• **DATASET ENTRIES**:
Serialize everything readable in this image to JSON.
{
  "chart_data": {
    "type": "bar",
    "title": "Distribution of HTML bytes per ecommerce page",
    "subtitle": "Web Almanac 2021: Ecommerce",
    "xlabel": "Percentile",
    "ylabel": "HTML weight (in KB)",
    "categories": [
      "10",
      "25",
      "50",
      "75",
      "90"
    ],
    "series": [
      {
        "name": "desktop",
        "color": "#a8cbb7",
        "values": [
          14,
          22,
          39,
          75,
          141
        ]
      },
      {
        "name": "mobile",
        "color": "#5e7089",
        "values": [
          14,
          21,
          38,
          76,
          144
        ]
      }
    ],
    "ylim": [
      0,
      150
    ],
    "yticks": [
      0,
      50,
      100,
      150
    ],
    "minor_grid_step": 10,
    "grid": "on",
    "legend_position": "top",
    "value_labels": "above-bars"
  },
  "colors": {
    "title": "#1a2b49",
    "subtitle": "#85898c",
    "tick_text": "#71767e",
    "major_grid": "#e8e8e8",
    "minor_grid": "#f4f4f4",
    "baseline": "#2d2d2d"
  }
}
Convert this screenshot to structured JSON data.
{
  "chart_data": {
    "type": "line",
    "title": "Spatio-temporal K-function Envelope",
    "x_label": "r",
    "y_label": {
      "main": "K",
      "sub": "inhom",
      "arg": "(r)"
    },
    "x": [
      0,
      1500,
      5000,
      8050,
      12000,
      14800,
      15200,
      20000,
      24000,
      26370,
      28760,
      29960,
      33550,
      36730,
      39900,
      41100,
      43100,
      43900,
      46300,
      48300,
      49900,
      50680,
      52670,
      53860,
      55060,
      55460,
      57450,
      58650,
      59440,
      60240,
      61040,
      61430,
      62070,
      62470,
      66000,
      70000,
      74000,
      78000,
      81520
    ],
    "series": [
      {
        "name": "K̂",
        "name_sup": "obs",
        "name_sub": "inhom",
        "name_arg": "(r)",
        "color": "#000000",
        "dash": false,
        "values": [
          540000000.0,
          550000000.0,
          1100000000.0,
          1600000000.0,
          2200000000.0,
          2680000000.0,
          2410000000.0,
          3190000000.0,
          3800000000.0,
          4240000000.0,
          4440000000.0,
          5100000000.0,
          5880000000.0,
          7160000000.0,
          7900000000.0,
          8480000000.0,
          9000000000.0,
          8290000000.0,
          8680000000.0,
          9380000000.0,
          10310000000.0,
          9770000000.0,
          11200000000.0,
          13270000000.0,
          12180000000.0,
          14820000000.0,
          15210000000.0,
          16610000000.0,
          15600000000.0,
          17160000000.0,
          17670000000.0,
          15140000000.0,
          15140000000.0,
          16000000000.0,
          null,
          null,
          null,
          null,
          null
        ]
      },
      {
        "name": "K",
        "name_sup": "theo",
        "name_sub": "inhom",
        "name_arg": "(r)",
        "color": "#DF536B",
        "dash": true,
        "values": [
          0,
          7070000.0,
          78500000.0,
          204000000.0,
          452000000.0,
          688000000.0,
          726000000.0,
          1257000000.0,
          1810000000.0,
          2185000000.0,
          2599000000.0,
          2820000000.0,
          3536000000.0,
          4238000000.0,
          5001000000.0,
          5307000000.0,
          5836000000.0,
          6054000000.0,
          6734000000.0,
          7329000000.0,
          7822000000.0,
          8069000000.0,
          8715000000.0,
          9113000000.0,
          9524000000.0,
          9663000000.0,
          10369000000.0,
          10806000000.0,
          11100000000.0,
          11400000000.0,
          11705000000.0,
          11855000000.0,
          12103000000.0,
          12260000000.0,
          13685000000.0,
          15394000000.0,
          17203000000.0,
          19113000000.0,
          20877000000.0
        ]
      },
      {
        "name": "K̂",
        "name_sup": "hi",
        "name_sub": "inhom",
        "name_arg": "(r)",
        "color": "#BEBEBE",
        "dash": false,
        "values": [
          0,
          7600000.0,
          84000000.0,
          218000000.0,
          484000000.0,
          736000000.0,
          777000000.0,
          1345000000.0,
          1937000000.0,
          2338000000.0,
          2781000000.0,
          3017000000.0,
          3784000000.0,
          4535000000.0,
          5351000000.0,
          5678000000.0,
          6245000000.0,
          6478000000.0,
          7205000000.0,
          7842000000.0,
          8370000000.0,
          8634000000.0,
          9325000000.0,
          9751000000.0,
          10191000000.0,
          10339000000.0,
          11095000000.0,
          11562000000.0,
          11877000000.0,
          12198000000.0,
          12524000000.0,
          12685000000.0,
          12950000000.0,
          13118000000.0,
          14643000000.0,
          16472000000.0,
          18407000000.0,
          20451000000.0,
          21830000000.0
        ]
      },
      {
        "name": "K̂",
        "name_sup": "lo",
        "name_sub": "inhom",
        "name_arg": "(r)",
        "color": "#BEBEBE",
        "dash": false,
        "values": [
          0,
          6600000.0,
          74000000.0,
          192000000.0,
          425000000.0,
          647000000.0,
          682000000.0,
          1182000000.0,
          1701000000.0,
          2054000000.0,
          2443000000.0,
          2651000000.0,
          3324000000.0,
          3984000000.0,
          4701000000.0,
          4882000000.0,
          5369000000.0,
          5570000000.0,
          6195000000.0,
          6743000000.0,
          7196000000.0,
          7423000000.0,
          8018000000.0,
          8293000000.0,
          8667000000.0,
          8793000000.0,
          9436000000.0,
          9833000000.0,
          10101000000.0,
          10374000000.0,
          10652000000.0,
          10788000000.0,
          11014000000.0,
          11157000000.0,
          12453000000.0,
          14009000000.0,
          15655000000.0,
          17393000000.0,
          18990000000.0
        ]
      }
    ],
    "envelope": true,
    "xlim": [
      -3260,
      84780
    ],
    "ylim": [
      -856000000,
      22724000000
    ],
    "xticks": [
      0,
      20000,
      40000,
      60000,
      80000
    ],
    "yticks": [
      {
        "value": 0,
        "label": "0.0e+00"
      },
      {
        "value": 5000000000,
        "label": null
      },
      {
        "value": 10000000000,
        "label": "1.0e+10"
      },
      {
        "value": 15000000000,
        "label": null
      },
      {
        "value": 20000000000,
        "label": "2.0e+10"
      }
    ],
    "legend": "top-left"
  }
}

• **DIRECTION**: Exactly as shown, repeat every record.

• **ANSWER TO THIS EXERCISE**:
Serialize everything readable in this image to JSON.
{
  "chart_data": {
    "type": "bar",
    "title": "Distribution of HTML bytes per ecommerce page",
    "subtitle": "Web Almanac 2021: Ecommerce",
    "xlabel": "Percentile",
    "ylabel": "HTML weight (in KB)",
    "categories": [
      "10",
      "25",
      "50",
      "75",
      "90"
    ],
    "series": [
      {
        "name": "desktop",
        "color": "#a8cbb7",
        "values": [
          14,
          22,
          39,
          75,
          141
        ]
      },
      {
        "name": "mobile",
        "color": "#5e7089",
        "values": [
          14,
          21,
          38,
          76,
          144
        ]
      }
    ],
    "ylim": [
      0,
      150
    ],
    "yticks": [
      0,
      50,
      100,
      150
    ],
    "minor_grid_step": 10,
    "grid": "on",
    "legend_position": "top",
    "value_labels": "above-bars"
  },
  "colors": {
    "title": "#1a2b49",
    "subtitle": "#85898c",
    "tick_text": "#71767e",
    "major_grid": "#e8e8e8",
    "minor_grid": "#f4f4f4",
    "baseline": "#2d2d2d"
  }
}
Convert this screenshot to structured JSON data.
{
  "chart_data": {
    "type": "line",
    "title": "Spatio-temporal K-function Envelope",
    "x_label": "r",
    "y_label": {
      "main": "K",
      "sub": "inhom",
      "arg": "(r)"
    },
    "x": [
      0,
      1500,
      5000,
      8050,
      12000,
      14800,
      15200,
      20000,
      24000,
      26370,
      28760,
      29960,
      33550,
      36730,
      39900,
      41100,
      43100,
      43900,
      46300,
      48300,
      49900,
      50680,
      52670,
      53860,
      55060,
      55460,
      57450,
      58650,
      59440,
      60240,
      61040,
      61430,
      62070,
      62470,
      66000,
      70000,
      74000,
      78000,
      81520
    ],
    "series": [
      {
        "name": "K̂",
        "name_sup": "obs",
        "name_sub": "inhom",
        "name_arg": "(r)",
        "color": "#000000",
        "dash": false,
        "values": [
          540000000.0,
          550000000.0,
          1100000000.0,
          1600000000.0,
          2200000000.0,
          2680000000.0,
          2410000000.0,
          3190000000.0,
          3800000000.0,
          4240000000.0,
          4440000000.0,
          5100000000.0,
          5880000000.0,
          7160000000.0,
          7900000000.0,
          8480000000.0,
          9000000000.0,
          8290000000.0,
          8680000000.0,
          9380000000.0,
          10310000000.0,
          9770000000.0,
          11200000000.0,
          13270000000.0,
          12180000000.0,
          14820000000.0,
          15210000000.0,
          16610000000.0,
          15600000000.0,
          17160000000.0,
          17670000000.0,
          15140000000.0,
          15140000000.0,
          16000000000.0,
          null,
          null,
          null,
          null,
          null
        ]
      },
      {
        "name": "K",
        "name_sup": "theo",
        "name_sub": "inhom",
        "name_arg": "(r)",
        "color": "#DF536B",
        "dash": true,
        "values": [
          0,
          7070000.0,
          78500000.0,
          204000000.0,
          452000000.0,
          688000000.0,
          726000000.0,
          1257000000.0,
          1810000000.0,
          2185000000.0,
          2599000000.0,
          2820000000.0,
          3536000000.0,
          4238000000.0,
          5001000000.0,
          5307000000.0,
          5836000000.0,
          6054000000.0,
          6734000000.0,
          7329000000.0,
          7822000000.0,
          8069000000.0,
          8715000000.0,
          9113000000.0,
          9524000000.0,
          9663000000.0,
          10369000000.0,
          10806000000.0,
          11100000000.0,
          11400000000.0,
          11705000000.0,
          11855000000.0,
          12103000000.0,
          12260000000.0,
          13685000000.0,
          15394000000.0,
          17203000000.0,
          19113000000.0,
          20877000000.0
        ]
      },
      {
        "name": "K̂",
        "name_sup": "hi",
        "name_sub": "inhom",
        "name_arg": "(r)",
        "color": "#BEBEBE",
        "dash": false,
        "values": [
          0,
          7600000.0,
          84000000.0,
          218000000.0,
          484000000.0,
          736000000.0,
          777000000.0,
          1345000000.0,
          1937000000.0,
          2338000000.0,
          2781000000.0,
          3017000000.0,
          3784000000.0,
          4535000000.0,
          5351000000.0,
          5678000000.0,
          6245000000.0,
          6478000000.0,
          7205000000.0,
          7842000000.0,
          8370000000.0,
          8634000000.0,
          9325000000.0,
          9751000000.0,
          10191000000.0,
          10339000000.0,
          11095000000.0,
          11562000000.0,
          11877000000.0,
          12198000000.0,
          12524000000.0,
          12685000000.0,
          12950000000.0,
          13118000000.0,
          14643000000.0,
          16472000000.0,
          18407000000.0,
          20451000000.0,
          21830000000.0
        ]
      },
      {
        "name": "K̂",
        "name_sup": "lo",
        "name_sub": "inhom",
        "name_arg": "(r)",
        "color": "#BEBEBE",
        "dash": false,
        "values": [
          0,
          6600000.0,
          74000000.0,
          192000000.0,
          425000000.0,
          647000000.0,
          682000000.0,
          1182000000.0,
          1701000000.0,
          2054000000.0,
          2443000000.0,
          2651000000.0,
          3324000000.0,
          3984000000.0,
          4701000000.0,
          4882000000.0,
          5369000000.0,
          5570000000.0,
          6195000000.0,
          6743000000.0,
          7196000000.0,
          7423000000.0,
          8018000000.0,
          8293000000.0,
          8667000000.0,
          8793000000.0,
          9436000000.0,
          9833000000.0,
          10101000000.0,
          10374000000.0,
          10652000000.0,
          10788000000.0,
          11014000000.0,
          11157000000.0,
          12453000000.0,
          14009000000.0,
          15655000000.0,
          17393000000.0,
          18990000000.0
        ]
      }
    ],
    "envelope": true,
    "xlim": [
      -3260,
      84780
    ],
    "ylim": [
      -856000000,
      22724000000
    ],
    "xticks": [
      0,
      20000,
      40000,
      60000,
      80000
    ],
    "yticks": [
      {
        "value": 0,
        "label": "0.0e+00"
      },
      {
        "value": 5000000000,
        "label": null
      },
      {
        "value": 10000000000,
        "label": "1.0e+10"
      },
      {
        "value": 15000000000,
        "label": null
      },
      {
        "value": 20000000000,
        "label": "2.0e+10"
      }
    ],
    "legend": "top-left"
  }
}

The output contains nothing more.